Directions: Using the listing below, please gather every line containing the word "mantissa".

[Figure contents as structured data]
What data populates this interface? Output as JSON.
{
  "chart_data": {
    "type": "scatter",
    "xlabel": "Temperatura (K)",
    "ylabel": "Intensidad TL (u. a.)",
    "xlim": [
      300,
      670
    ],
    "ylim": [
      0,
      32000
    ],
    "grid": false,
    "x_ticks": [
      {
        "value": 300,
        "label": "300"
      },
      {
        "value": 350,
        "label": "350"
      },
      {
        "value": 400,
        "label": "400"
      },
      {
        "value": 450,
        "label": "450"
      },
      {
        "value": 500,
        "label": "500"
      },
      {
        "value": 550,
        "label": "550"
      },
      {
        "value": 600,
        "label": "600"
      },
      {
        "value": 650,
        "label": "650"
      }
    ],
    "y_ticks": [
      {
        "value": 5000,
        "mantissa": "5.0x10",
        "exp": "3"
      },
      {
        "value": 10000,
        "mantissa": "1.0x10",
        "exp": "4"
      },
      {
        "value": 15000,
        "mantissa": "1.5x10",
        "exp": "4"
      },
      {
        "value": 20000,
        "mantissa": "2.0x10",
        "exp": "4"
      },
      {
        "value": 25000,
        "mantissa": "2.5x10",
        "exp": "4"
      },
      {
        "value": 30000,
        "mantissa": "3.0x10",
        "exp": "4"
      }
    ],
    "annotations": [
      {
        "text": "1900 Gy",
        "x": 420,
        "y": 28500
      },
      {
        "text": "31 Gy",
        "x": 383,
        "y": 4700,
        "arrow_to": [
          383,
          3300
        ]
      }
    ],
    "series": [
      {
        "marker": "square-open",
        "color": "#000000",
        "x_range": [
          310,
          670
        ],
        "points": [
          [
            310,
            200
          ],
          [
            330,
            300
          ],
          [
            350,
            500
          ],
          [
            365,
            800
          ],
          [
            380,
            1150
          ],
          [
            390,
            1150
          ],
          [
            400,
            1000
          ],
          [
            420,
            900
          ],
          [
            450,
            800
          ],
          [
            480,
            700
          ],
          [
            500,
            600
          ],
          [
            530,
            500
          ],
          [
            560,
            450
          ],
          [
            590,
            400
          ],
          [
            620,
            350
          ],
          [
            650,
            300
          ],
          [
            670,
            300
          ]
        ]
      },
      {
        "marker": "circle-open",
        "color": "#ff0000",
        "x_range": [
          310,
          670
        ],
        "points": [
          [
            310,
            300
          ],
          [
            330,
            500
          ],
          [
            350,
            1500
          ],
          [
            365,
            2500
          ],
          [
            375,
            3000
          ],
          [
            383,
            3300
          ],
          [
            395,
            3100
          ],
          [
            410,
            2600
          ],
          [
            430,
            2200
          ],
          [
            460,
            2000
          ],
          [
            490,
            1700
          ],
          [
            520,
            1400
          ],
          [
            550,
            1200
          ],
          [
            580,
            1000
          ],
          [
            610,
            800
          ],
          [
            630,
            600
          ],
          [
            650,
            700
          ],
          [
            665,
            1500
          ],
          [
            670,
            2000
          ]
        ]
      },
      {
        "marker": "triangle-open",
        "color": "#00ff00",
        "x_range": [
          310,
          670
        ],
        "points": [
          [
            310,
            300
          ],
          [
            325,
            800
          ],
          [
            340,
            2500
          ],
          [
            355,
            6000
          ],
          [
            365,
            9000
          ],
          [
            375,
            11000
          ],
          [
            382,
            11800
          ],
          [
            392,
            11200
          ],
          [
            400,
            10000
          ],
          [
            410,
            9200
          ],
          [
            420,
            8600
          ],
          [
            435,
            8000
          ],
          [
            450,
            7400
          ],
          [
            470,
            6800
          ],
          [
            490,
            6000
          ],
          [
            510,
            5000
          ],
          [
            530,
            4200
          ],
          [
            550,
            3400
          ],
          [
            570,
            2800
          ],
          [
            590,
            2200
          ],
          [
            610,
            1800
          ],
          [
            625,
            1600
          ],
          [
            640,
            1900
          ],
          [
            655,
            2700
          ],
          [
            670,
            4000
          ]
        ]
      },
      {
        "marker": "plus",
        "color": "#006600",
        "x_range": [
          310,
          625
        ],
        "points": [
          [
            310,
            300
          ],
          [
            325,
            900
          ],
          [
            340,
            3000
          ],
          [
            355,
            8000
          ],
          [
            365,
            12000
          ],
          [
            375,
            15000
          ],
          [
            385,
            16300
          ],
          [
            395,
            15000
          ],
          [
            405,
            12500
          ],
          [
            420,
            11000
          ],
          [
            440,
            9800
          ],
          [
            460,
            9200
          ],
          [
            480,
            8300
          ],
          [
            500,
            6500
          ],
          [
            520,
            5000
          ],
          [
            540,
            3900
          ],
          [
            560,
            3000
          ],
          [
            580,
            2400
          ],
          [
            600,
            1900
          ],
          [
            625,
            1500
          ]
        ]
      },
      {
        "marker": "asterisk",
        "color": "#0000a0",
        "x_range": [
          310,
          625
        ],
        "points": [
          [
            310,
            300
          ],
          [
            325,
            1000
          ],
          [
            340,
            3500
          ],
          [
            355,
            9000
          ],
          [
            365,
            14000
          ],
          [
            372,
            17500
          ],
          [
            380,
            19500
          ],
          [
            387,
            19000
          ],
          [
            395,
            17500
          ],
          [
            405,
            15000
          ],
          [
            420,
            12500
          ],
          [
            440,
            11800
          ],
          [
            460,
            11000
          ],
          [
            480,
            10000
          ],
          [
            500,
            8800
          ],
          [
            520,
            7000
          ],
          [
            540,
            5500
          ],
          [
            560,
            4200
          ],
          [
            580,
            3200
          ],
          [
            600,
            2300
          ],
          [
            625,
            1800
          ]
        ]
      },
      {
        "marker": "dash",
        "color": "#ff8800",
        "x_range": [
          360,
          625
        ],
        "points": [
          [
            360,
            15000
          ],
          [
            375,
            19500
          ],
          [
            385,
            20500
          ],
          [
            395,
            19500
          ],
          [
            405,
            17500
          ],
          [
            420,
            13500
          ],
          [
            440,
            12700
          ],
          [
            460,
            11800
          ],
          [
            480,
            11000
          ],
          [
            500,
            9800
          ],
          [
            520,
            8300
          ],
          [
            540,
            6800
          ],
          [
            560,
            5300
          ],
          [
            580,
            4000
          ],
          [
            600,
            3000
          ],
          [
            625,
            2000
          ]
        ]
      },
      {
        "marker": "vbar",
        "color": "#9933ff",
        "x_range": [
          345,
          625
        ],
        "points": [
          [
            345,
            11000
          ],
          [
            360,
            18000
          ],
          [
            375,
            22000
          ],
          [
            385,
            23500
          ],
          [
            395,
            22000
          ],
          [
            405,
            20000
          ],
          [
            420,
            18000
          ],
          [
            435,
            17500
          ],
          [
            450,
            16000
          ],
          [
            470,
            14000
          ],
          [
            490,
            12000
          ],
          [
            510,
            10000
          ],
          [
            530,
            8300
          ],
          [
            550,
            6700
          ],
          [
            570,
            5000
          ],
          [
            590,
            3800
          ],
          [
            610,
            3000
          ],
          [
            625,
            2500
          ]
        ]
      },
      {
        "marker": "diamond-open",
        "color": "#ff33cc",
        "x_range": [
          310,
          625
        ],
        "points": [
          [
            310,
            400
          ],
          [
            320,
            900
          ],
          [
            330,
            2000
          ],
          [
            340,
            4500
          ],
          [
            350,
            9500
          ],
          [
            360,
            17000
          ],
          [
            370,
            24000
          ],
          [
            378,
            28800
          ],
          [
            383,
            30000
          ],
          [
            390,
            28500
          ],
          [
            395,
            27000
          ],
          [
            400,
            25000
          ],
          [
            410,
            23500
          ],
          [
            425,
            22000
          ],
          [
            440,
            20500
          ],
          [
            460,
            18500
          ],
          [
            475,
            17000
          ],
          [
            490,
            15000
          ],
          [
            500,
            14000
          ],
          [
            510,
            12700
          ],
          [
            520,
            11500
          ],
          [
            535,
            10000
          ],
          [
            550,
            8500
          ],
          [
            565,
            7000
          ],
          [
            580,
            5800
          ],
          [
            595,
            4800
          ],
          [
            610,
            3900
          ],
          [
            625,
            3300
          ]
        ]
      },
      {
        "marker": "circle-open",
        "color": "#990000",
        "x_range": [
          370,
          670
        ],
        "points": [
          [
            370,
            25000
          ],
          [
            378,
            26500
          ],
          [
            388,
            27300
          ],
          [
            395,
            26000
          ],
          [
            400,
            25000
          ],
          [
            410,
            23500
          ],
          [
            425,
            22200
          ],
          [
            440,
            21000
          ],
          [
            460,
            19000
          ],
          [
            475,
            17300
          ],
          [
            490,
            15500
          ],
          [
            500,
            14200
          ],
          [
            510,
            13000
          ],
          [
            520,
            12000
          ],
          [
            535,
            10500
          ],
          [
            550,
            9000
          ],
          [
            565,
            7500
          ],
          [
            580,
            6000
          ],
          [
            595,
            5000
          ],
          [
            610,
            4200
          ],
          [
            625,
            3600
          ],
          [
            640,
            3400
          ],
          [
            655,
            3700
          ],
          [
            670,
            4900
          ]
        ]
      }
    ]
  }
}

Task output:
        "mantissa": "5.0x10",
        "mantissa": "1.0x10",
        "mantissa": "1.5x10",
        "mantissa": "2.0x10",
        "mantissa": "2.5x10",
        "mantissa": "3.0x10",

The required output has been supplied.